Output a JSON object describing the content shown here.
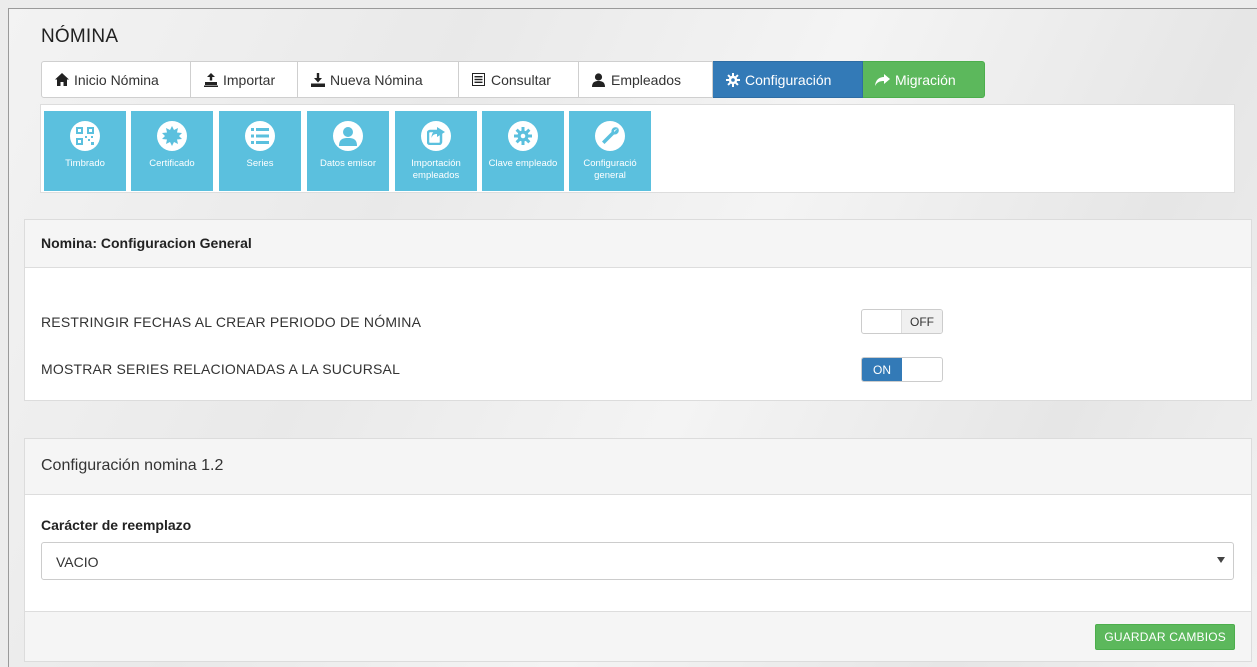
{
  "page": {
    "title": "NÓMINA"
  },
  "tabs": [
    {
      "label": "Inicio Nómina",
      "icon": "home-icon"
    },
    {
      "label": "Importar",
      "icon": "import-icon"
    },
    {
      "label": "Nueva Nómina",
      "icon": "download-icon"
    },
    {
      "label": "Consultar",
      "icon": "list-alt-icon"
    },
    {
      "label": "Empleados",
      "icon": "user-icon"
    },
    {
      "label": "Configuración",
      "icon": "gear-icon",
      "active": true
    },
    {
      "label": "Migración",
      "icon": "share-arrow-icon"
    }
  ],
  "tiles": [
    {
      "label": "Timbrado",
      "icon": "qrcode-icon"
    },
    {
      "label": "Certificado",
      "icon": "certificate-icon"
    },
    {
      "label": "Series",
      "icon": "list-icon"
    },
    {
      "label": "Datos emisor",
      "icon": "user-icon"
    },
    {
      "label": "Importación empleados",
      "icon": "share-icon"
    },
    {
      "label": "Clave empleado",
      "icon": "gear-icon"
    },
    {
      "label": "Configuració general",
      "icon": "wrench-icon"
    }
  ],
  "general_config": {
    "title": "Nomina: Configuracion General",
    "options": [
      {
        "label": "RESTRINGIR FECHAS AL CREAR PERIODO DE NÓMINA",
        "state": "OFF"
      },
      {
        "label": "MOSTRAR SERIES RELACIONADAS A LA SUCURSAL",
        "state": "ON"
      }
    ]
  },
  "config_12": {
    "title": "Configuración nomina 1.2",
    "field_label": "Carácter de reemplazo",
    "select_value": "VACIO",
    "save_label": "GUARDAR CAMBIOS"
  },
  "colors": {
    "primary": "#337ab7",
    "success": "#5cb85c",
    "info": "#5bc0de"
  }
}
..............................
• **GOAL OF THE EXERCISE**
Return all lines containing "title".

• **ANSWER TO THE EXERCISE**
    "title": "NÓMINA"
    "title": "Nomina: Configuracion General",
    "title": "Configuración nomina 1.2",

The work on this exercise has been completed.